» **REQUIRED WORK**
Pick out and copy every line below that has the word "true".

* Begin DATA PROVIDED *

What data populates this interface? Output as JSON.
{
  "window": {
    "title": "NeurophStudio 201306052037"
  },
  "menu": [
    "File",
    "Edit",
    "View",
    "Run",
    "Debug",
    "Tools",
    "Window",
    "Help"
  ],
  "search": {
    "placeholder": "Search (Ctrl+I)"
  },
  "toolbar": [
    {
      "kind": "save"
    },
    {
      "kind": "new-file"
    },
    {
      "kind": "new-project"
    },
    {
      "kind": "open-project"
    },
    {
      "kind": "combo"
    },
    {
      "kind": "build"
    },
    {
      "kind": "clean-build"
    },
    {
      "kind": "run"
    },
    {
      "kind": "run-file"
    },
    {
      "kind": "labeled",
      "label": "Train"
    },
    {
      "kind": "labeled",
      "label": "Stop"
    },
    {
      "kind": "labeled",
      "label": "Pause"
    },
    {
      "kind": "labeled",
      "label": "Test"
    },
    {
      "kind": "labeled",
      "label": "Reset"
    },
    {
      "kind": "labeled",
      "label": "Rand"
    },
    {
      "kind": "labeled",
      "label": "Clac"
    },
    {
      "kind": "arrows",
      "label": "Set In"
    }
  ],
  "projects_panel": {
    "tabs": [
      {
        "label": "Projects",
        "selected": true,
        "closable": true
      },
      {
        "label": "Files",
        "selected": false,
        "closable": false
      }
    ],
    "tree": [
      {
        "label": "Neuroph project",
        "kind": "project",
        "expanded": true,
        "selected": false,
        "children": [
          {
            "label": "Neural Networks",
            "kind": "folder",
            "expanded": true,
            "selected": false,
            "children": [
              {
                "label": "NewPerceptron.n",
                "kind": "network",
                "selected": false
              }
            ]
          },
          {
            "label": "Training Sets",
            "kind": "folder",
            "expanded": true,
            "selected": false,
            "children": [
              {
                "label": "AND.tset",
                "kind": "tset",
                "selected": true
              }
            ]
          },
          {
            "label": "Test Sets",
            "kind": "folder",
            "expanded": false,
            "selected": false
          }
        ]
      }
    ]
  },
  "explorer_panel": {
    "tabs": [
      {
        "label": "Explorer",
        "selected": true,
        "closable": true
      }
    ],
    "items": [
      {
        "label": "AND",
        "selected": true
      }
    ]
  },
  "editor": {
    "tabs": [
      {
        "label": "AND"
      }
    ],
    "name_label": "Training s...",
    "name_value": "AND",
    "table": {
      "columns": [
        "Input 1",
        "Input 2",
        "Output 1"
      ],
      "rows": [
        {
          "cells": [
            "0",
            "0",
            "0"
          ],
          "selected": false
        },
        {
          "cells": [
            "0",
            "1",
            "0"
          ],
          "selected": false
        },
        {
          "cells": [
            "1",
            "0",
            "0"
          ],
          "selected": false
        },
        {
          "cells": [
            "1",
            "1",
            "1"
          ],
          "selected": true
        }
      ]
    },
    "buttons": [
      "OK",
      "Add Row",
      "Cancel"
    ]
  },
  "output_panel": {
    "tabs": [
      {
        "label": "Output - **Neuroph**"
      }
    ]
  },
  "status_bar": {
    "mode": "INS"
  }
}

* End DATA PROVIDED *

» **RESULT FOR THIS TASK**
        "selected": true,
        "closable": true
        "expanded": true,
            "expanded": true,
            "expanded": true,
                "selected": true
        "selected": true,
        "closable": true
        "selected": true
          "selected": true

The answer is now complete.